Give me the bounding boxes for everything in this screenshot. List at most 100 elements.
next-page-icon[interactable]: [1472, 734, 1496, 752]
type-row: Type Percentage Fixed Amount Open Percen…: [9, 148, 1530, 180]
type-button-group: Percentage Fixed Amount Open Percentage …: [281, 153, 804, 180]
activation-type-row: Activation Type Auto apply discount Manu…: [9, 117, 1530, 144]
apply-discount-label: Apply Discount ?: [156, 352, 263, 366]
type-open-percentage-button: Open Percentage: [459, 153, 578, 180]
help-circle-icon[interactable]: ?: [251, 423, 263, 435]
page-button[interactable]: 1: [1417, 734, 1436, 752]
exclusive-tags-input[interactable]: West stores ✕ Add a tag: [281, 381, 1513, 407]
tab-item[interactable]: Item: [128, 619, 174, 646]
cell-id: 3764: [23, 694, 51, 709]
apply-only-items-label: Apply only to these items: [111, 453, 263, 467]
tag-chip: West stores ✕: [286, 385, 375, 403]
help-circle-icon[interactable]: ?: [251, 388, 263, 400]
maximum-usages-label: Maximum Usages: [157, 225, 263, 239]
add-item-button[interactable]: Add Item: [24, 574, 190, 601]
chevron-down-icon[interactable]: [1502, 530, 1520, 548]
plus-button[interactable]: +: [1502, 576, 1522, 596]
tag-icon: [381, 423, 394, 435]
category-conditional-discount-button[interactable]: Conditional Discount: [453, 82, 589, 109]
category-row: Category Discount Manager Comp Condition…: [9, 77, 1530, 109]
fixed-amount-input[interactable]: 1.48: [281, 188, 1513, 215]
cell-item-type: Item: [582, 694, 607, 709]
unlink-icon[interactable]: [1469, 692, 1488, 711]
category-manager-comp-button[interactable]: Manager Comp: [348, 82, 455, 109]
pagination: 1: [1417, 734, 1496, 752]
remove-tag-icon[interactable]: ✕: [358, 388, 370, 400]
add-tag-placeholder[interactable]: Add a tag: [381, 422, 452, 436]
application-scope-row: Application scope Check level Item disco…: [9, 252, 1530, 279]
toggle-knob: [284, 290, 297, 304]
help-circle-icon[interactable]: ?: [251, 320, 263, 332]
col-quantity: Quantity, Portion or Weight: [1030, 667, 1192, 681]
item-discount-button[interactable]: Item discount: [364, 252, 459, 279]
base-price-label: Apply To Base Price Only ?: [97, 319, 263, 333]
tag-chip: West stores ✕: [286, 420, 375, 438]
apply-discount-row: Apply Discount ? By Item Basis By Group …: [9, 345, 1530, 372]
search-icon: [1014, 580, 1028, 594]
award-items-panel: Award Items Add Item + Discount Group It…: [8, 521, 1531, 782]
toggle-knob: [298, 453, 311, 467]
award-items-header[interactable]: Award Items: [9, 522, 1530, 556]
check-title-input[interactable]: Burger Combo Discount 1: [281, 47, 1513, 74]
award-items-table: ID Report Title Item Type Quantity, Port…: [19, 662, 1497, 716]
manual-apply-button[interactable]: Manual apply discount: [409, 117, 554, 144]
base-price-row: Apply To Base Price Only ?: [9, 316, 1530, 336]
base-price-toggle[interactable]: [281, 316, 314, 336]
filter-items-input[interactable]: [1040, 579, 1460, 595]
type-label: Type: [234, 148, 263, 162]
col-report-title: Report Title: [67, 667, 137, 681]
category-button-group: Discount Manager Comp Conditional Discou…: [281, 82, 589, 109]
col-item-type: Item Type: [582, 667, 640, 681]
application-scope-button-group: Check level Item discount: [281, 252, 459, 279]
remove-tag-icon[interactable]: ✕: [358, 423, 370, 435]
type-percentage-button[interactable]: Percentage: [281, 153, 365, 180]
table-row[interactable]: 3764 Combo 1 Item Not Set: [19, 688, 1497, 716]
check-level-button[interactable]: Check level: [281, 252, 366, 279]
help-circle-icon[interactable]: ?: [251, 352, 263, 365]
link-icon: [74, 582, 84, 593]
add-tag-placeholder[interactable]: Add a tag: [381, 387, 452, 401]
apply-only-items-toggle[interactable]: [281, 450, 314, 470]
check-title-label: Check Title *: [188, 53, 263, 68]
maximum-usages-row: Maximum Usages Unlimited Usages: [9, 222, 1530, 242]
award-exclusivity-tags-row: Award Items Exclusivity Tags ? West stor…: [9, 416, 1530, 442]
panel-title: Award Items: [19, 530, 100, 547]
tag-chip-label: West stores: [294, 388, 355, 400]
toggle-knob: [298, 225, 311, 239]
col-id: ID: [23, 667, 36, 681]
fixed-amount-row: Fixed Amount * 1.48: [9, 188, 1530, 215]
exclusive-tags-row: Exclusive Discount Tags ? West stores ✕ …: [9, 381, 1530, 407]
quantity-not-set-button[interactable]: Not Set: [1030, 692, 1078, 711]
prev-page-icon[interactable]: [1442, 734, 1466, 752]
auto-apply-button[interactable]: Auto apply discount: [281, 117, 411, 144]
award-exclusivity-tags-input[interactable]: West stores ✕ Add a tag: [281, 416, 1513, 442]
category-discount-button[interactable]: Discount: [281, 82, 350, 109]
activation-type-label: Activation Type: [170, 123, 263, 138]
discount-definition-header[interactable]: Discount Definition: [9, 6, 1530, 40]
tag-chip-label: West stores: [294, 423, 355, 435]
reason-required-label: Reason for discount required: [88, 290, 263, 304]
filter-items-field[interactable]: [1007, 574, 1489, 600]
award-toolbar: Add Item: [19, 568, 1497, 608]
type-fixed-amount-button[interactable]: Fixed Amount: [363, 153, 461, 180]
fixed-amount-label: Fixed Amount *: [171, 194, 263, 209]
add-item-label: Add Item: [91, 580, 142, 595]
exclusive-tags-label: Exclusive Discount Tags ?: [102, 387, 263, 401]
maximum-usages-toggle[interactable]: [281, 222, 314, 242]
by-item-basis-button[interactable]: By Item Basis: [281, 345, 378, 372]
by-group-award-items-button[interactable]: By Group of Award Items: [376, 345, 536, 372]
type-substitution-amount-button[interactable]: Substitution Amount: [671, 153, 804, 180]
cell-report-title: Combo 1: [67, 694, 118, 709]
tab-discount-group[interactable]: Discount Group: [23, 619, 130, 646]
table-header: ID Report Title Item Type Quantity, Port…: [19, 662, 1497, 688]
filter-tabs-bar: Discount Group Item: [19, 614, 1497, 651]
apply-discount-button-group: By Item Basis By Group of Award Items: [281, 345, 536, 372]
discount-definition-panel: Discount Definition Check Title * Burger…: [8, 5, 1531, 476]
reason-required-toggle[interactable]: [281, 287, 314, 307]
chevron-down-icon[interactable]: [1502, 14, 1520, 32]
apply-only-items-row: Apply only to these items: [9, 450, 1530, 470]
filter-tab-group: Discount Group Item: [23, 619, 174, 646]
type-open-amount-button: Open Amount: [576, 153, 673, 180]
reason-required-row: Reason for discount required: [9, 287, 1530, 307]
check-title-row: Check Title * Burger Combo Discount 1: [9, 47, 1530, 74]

::::::::::

■ DO THIS: Copy every one of the rows above word for word, without changing anything.

■ ANSWER TO THIS PROBLEM:
Give me the bounding boxes for everything in this screenshot. List at most 100 elements.
next-page-icon[interactable]: [1472, 734, 1496, 752]
type-row: Type Percentage Fixed Amount Open Percen…: [9, 148, 1530, 180]
type-button-group: Percentage Fixed Amount Open Percentage …: [281, 153, 804, 180]
activation-type-row: Activation Type Auto apply discount Manu…: [9, 117, 1530, 144]
apply-discount-label: Apply Discount ?: [156, 352, 263, 366]
type-open-percentage-button: Open Percentage: [459, 153, 578, 180]
help-circle-icon[interactable]: ?: [251, 423, 263, 435]
page-button[interactable]: 1: [1417, 734, 1436, 752]
exclusive-tags-input[interactable]: West stores ✕ Add a tag: [281, 381, 1513, 407]
tab-item[interactable]: Item: [128, 619, 174, 646]
cell-id: 3764: [23, 694, 51, 709]
apply-only-items-label: Apply only to these items: [111, 453, 263, 467]
tag-chip: West stores ✕: [286, 385, 375, 403]
help-circle-icon[interactable]: ?: [251, 388, 263, 400]
maximum-usages-label: Maximum Usages: [157, 225, 263, 239]
add-item-button[interactable]: Add Item: [24, 574, 190, 601]
chevron-down-icon[interactable]: [1502, 530, 1520, 548]
plus-button[interactable]: +: [1502, 576, 1522, 596]
tag-icon: [381, 423, 394, 435]
category-conditional-discount-button[interactable]: Conditional Discount: [453, 82, 589, 109]
category-row: Category Discount Manager Comp Condition…: [9, 77, 1530, 109]
fixed-amount-input[interactable]: 1.48: [281, 188, 1513, 215]
cell-item-type: Item: [582, 694, 607, 709]
unlink-icon[interactable]: [1469, 692, 1488, 711]
category-manager-comp-button[interactable]: Manager Comp: [348, 82, 455, 109]
pagination: 1: [1417, 734, 1496, 752]
remove-tag-icon[interactable]: ✕: [358, 388, 370, 400]
add-tag-placeholder[interactable]: Add a tag: [381, 422, 452, 436]
application-scope-row: Application scope Check level Item disco…: [9, 252, 1530, 279]
toggle-knob: [284, 290, 297, 304]
help-circle-icon[interactable]: ?: [251, 320, 263, 332]
col-quantity: Quantity, Portion or Weight: [1030, 667, 1192, 681]
item-discount-button[interactable]: Item discount: [364, 252, 459, 279]
base-price-label: Apply To Base Price Only ?: [97, 319, 263, 333]
tag-chip: West stores ✕: [286, 420, 375, 438]
apply-discount-row: Apply Discount ? By Item Basis By Group …: [9, 345, 1530, 372]
search-icon: [1014, 580, 1028, 594]
award-items-panel: Award Items Add Item + Discount Group It…: [8, 521, 1531, 782]
toggle-knob: [298, 453, 311, 467]
award-items-header[interactable]: Award Items: [9, 522, 1530, 556]
check-title-input[interactable]: Burger Combo Discount 1: [281, 47, 1513, 74]
award-items-table: ID Report Title Item Type Quantity, Port…: [19, 662, 1497, 716]
manual-apply-button[interactable]: Manual apply discount: [409, 117, 554, 144]
base-price-row: Apply To Base Price Only ?: [9, 316, 1530, 336]
base-price-toggle[interactable]: [281, 316, 314, 336]
filter-items-input[interactable]: [1040, 579, 1460, 595]
type-label: Type: [234, 148, 263, 162]
col-report-title: Report Title: [67, 667, 137, 681]
category-button-group: Discount Manager Comp Conditional Discou…: [281, 82, 589, 109]
col-item-type: Item Type: [582, 667, 640, 681]
application-scope-button-group: Check level Item discount: [281, 252, 459, 279]
remove-tag-icon[interactable]: ✕: [358, 423, 370, 435]
type-percentage-button[interactable]: Percentage: [281, 153, 365, 180]
table-row[interactable]: 3764 Combo 1 Item Not Set: [19, 688, 1497, 716]
check-level-button[interactable]: Check level: [281, 252, 366, 279]
help-circle-icon[interactable]: ?: [251, 352, 263, 365]
link-icon: [74, 582, 84, 593]
add-tag-placeholder[interactable]: Add a tag: [381, 387, 452, 401]
apply-only-items-toggle[interactable]: [281, 450, 314, 470]
check-title-label: Check Title *: [188, 53, 263, 68]
maximum-usages-row: Maximum Usages Unlimited Usages: [9, 222, 1530, 242]
award-exclusivity-tags-row: Award Items Exclusivity Tags ? West stor…: [9, 416, 1530, 442]
panel-title: Award Items: [19, 530, 100, 547]
tag-chip-label: West stores: [294, 388, 355, 400]
toggle-knob: [298, 225, 311, 239]
col-id: ID: [23, 667, 36, 681]
fixed-amount-row: Fixed Amount * 1.48: [9, 188, 1530, 215]
exclusive-tags-row: Exclusive Discount Tags ? West stores ✕ …: [9, 381, 1530, 407]
quantity-not-set-button[interactable]: Not Set: [1030, 692, 1078, 711]
prev-page-icon[interactable]: [1442, 734, 1466, 752]
auto-apply-button[interactable]: Auto apply discount: [281, 117, 411, 144]
award-exclusivity-tags-input[interactable]: West stores ✕ Add a tag: [281, 416, 1513, 442]
category-discount-button[interactable]: Discount: [281, 82, 350, 109]
activation-type-label: Activation Type: [170, 123, 263, 138]
discount-definition-header[interactable]: Discount Definition: [9, 6, 1530, 40]
tag-chip-label: West stores: [294, 423, 355, 435]
reason-required-label: Reason for discount required: [88, 290, 263, 304]
filter-items-field[interactable]: [1007, 574, 1489, 600]
award-toolbar: Add Item: [19, 568, 1497, 608]
type-fixed-amount-button[interactable]: Fixed Amount: [363, 153, 461, 180]
fixed-amount-label: Fixed Amount *: [171, 194, 263, 209]
add-item-label: Add Item: [91, 580, 142, 595]
exclusive-tags-label: Exclusive Discount Tags ?: [102, 387, 263, 401]
maximum-usages-toggle[interactable]: [281, 222, 314, 242]
by-item-basis-button[interactable]: By Item Basis: [281, 345, 378, 372]
by-group-award-items-button[interactable]: By Group of Award Items: [376, 345, 536, 372]
type-substitution-amount-button[interactable]: Substitution Amount: [671, 153, 804, 180]
cell-report-title: Combo 1: [67, 694, 118, 709]
tab-discount-group[interactable]: Discount Group: [23, 619, 130, 646]
table-header: ID Report Title Item Type Quantity, Port…: [19, 662, 1497, 688]
filter-tabs-bar: Discount Group Item: [19, 614, 1497, 651]
apply-discount-button-group: By Item Basis By Group of Award Items: [281, 345, 536, 372]
discount-definition-panel: Discount Definition Check Title * Burger…: [8, 5, 1531, 476]
reason-required-toggle[interactable]: [281, 287, 314, 307]
chevron-down-icon[interactable]: [1502, 14, 1520, 32]
apply-only-items-row: Apply only to these items: [9, 450, 1530, 470]
filter-tab-group: Discount Group Item: [23, 619, 174, 646]
type-open-amount-button: Open Amount: [576, 153, 673, 180]
reason-required-row: Reason for discount required: [9, 287, 1530, 307]
check-title-row: Check Title * Burger Combo Discount 1: [9, 47, 1530, 74]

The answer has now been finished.